## What you should do:
Leave out the pictures and repeat the rest of the material exactly.

Data tied to figure images
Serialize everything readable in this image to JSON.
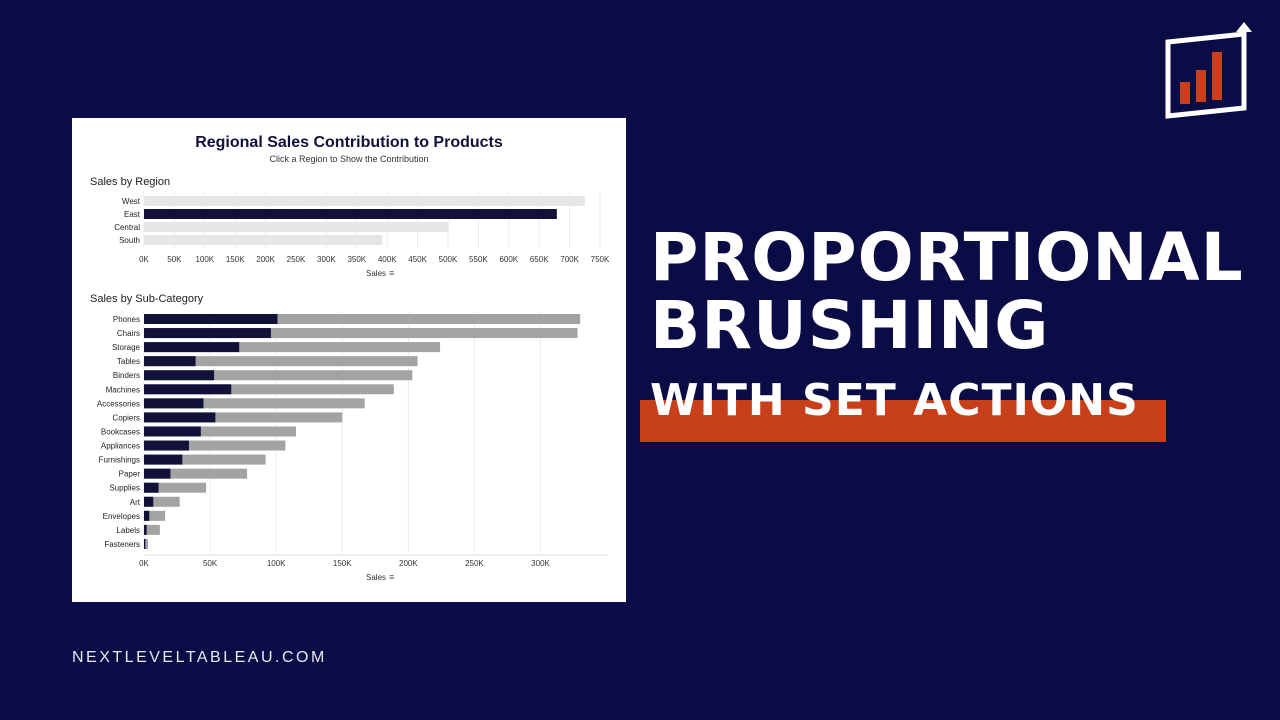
{
  "dashboard": {
    "title": "Regional Sales Contribution to Products",
    "subtitle": "Click a Region to Show the Contribution"
  },
  "chart_data": [
    {
      "type": "bar",
      "orientation": "horizontal",
      "title": "Sales by Region",
      "xlabel": "Sales",
      "categories": [
        "West",
        "East",
        "Central",
        "South"
      ],
      "values": [
        725000,
        679000,
        501000,
        392000
      ],
      "selected": "East",
      "xlim": [
        0,
        750000
      ],
      "xticks": [
        "0K",
        "50K",
        "100K",
        "150K",
        "200K",
        "250K",
        "300K",
        "350K",
        "400K",
        "450K",
        "500K",
        "550K",
        "600K",
        "650K",
        "700K",
        "750K"
      ],
      "xtick_values": [
        0,
        50000,
        100000,
        150000,
        200000,
        250000,
        300000,
        350000,
        400000,
        450000,
        500000,
        550000,
        600000,
        650000,
        700000,
        750000
      ],
      "colors": {
        "selected": "#11113a",
        "other": "#e6e6e6"
      },
      "grid": "vertical"
    },
    {
      "type": "bar",
      "orientation": "horizontal",
      "stacked": "overlay",
      "title": "Sales by Sub-Category",
      "xlabel": "Sales",
      "categories": [
        "Phones",
        "Chairs",
        "Storage",
        "Tables",
        "Binders",
        "Machines",
        "Accessories",
        "Copiers",
        "Bookcases",
        "Appliances",
        "Furnishings",
        "Paper",
        "Supplies",
        "Art",
        "Envelopes",
        "Labels",
        "Fasteners"
      ],
      "series": [
        {
          "values": [
            330000,
            328000,
            224000,
            207000,
            203000,
            189000,
            167000,
            150000,
            115000,
            107000,
            92000,
            78000,
            47000,
            27000,
            16000,
            12000,
            3000
          ]
        },
        {
          "values": [
            101000,
            96000,
            72000,
            39000,
            53000,
            66000,
            45000,
            54000,
            43000,
            34000,
            29000,
            20000,
            11000,
            7000,
            4000,
            2000,
            1000
          ]
        }
      ],
      "xlim": [
        0,
        345000
      ],
      "xticks": [
        "0K",
        "50K",
        "100K",
        "150K",
        "200K",
        "250K",
        "300K"
      ],
      "xtick_values": [
        0,
        50000,
        100000,
        150000,
        200000,
        250000,
        300000
      ],
      "colors": {
        "selected": "#11113a",
        "total": "#a3a3a3"
      },
      "grid": "vertical"
    }
  ],
  "headline": {
    "line1": "PROPORTIONAL",
    "line2": "BRUSHING",
    "line3": "WITH SET ACTIONS"
  },
  "site_url": "NEXTLEVELTABLEAU.COM",
  "icons": {
    "logo": "rising-bar-chart-icon",
    "sort": "sort-descending-icon"
  },
  "theme": {
    "background": "#0b0b45",
    "accent": "#c8401a"
  }
}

## Solution to this problem:
Serialize everything readable in this image to JSON.
{
  "dashboard": {
    "title": "Regional Sales Contribution to Products",
    "subtitle": "Click a Region to Show the Contribution"
  },
  "chart_data": [
    {
      "type": "bar",
      "orientation": "horizontal",
      "title": "Sales by Region",
      "xlabel": "Sales",
      "categories": [
        "West",
        "East",
        "Central",
        "South"
      ],
      "values": [
        725000,
        679000,
        501000,
        392000
      ],
      "selected": "East",
      "xlim": [
        0,
        750000
      ],
      "xticks": [
        "0K",
        "50K",
        "100K",
        "150K",
        "200K",
        "250K",
        "300K",
        "350K",
        "400K",
        "450K",
        "500K",
        "550K",
        "600K",
        "650K",
        "700K",
        "750K"
      ],
      "xtick_values": [
        0,
        50000,
        100000,
        150000,
        200000,
        250000,
        300000,
        350000,
        400000,
        450000,
        500000,
        550000,
        600000,
        650000,
        700000,
        750000
      ],
      "colors": {
        "selected": "#11113a",
        "other": "#e6e6e6"
      },
      "grid": "vertical"
    },
    {
      "type": "bar",
      "orientation": "horizontal",
      "stacked": "overlay",
      "title": "Sales by Sub-Category",
      "xlabel": "Sales",
      "categories": [
        "Phones",
        "Chairs",
        "Storage",
        "Tables",
        "Binders",
        "Machines",
        "Accessories",
        "Copiers",
        "Bookcases",
        "Appliances",
        "Furnishings",
        "Paper",
        "Supplies",
        "Art",
        "Envelopes",
        "Labels",
        "Fasteners"
      ],
      "series": [
        {
          "values": [
            330000,
            328000,
            224000,
            207000,
            203000,
            189000,
            167000,
            150000,
            115000,
            107000,
            92000,
            78000,
            47000,
            27000,
            16000,
            12000,
            3000
          ]
        },
        {
          "values": [
            101000,
            96000,
            72000,
            39000,
            53000,
            66000,
            45000,
            54000,
            43000,
            34000,
            29000,
            20000,
            11000,
            7000,
            4000,
            2000,
            1000
          ]
        }
      ],
      "xlim": [
        0,
        345000
      ],
      "xticks": [
        "0K",
        "50K",
        "100K",
        "150K",
        "200K",
        "250K",
        "300K"
      ],
      "xtick_values": [
        0,
        50000,
        100000,
        150000,
        200000,
        250000,
        300000
      ],
      "colors": {
        "selected": "#11113a",
        "total": "#a3a3a3"
      },
      "grid": "vertical"
    }
  ],
  "headline": {
    "line1": "PROPORTIONAL",
    "line2": "BRUSHING",
    "line3": "WITH SET ACTIONS"
  },
  "site_url": "NEXTLEVELTABLEAU.COM",
  "icons": {
    "logo": "rising-bar-chart-icon",
    "sort": "sort-descending-icon"
  },
  "theme": {
    "background": "#0b0b45",
    "accent": "#c8401a"
  }
}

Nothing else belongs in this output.